TASK INSTRUCTIONS: Carry none of the pictures over; write out the complete data exactly.

EXTRACTED MATERIAL:
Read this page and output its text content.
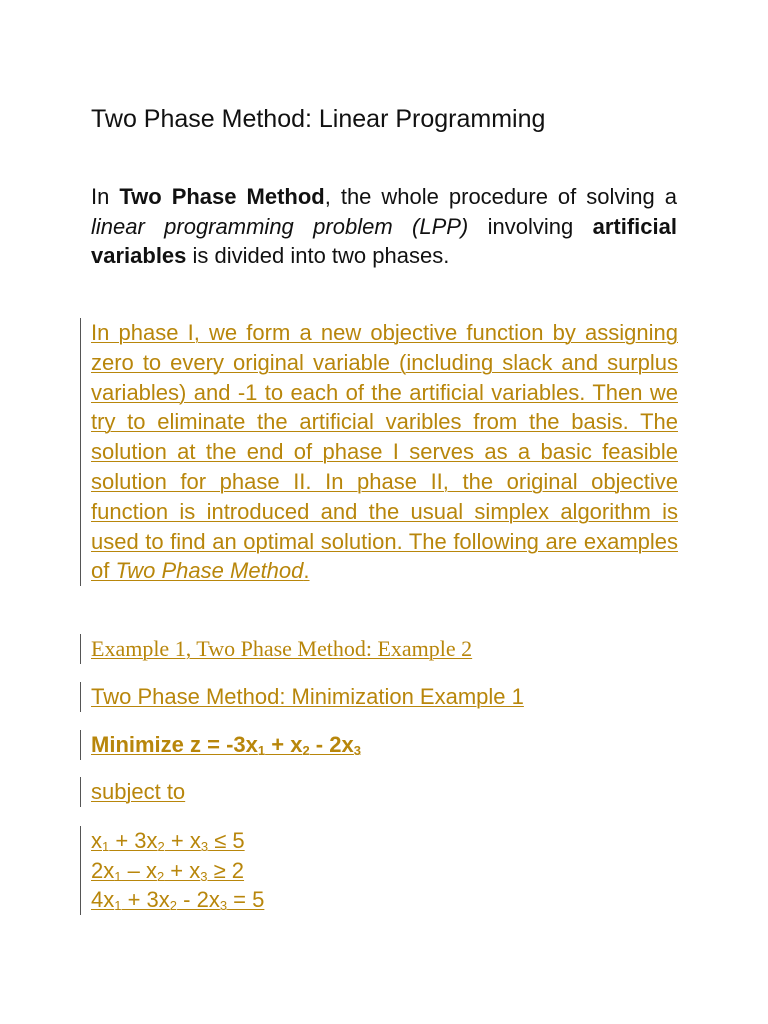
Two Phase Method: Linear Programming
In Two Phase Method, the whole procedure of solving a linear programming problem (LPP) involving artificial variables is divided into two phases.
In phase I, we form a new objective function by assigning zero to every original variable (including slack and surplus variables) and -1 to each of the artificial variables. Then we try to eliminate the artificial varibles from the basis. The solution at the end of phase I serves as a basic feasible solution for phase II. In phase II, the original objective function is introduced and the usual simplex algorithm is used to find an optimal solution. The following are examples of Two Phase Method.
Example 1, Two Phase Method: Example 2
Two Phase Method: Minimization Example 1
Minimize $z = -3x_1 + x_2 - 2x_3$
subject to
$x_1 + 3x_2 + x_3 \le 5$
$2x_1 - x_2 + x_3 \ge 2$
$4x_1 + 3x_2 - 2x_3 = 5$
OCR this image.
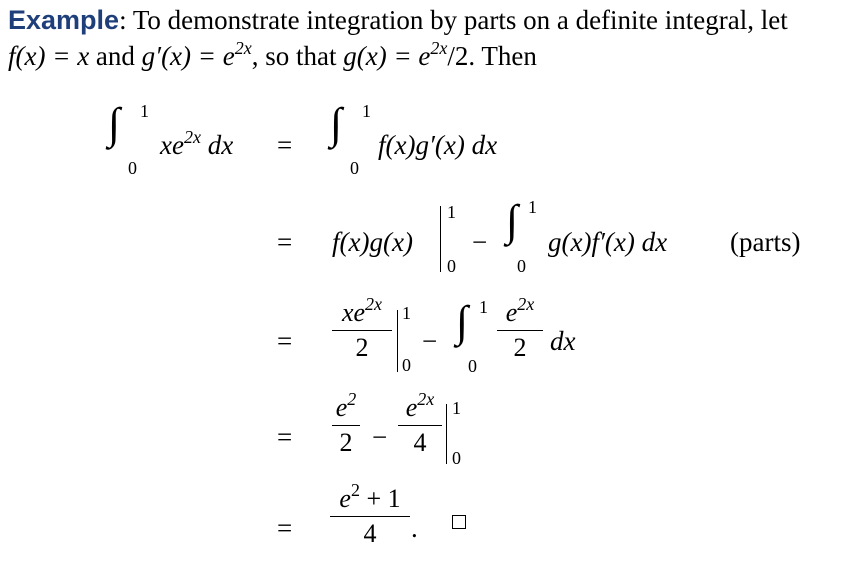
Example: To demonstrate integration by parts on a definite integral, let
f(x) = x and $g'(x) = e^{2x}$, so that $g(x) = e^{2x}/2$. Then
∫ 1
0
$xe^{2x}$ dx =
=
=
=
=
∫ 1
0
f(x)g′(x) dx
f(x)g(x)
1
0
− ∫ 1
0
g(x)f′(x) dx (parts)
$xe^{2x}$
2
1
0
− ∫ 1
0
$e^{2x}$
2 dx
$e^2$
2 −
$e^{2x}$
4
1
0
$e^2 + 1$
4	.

SOLUTION:
Read this page and output its text content.
Two Phase Method: Linear Programming
In Two Phase Method, the whole procedure of solving a linear programming problem (LPP) involving artificial variables is divided into two phases.
In phase I, we form a new objective function by assigning zero to every original variable (including slack and surplus variables) and -1 to each of the artificial variables. Then we try to eliminate the artificial varibles from the basis. The solution at the end of phase I serves as a basic feasible solution for phase II. In phase II, the original objective function is introduced and the usual simplex algorithm is used to find an optimal solution. The following are examples of Two Phase Method.
Example 1, Two Phase Method: Example 2
Two Phase Method: Minimization Example 1
Minimize $z = -3x_1 + x_2 - 2x_3$
subject to
$x_1 + 3x_2 + x_3 \le 5$
$2x_1 - x_2 + x_3 \ge 2$
$4x_1 + 3x_2 - 2x_3 = 5$
OCR this image.
Example: To demonstrate integration by parts on a definite integral, let
f(x) = x and $g'(x) = e^{2x}$, so that $g(x) = e^{2x}/2$. Then
∫ 1
0
$xe^{2x}$ dx =
=
=
=
=
∫ 1
0
f(x)g′(x) dx
f(x)g(x)
1
0
− ∫ 1
0
g(x)f′(x) dx (parts)
$xe^{2x}$
2
1
0
− ∫ 1
0
$e^{2x}$
2 dx
$e^2$
2 −
$e^{2x}$
4
1
0
$e^2 + 1$
4	.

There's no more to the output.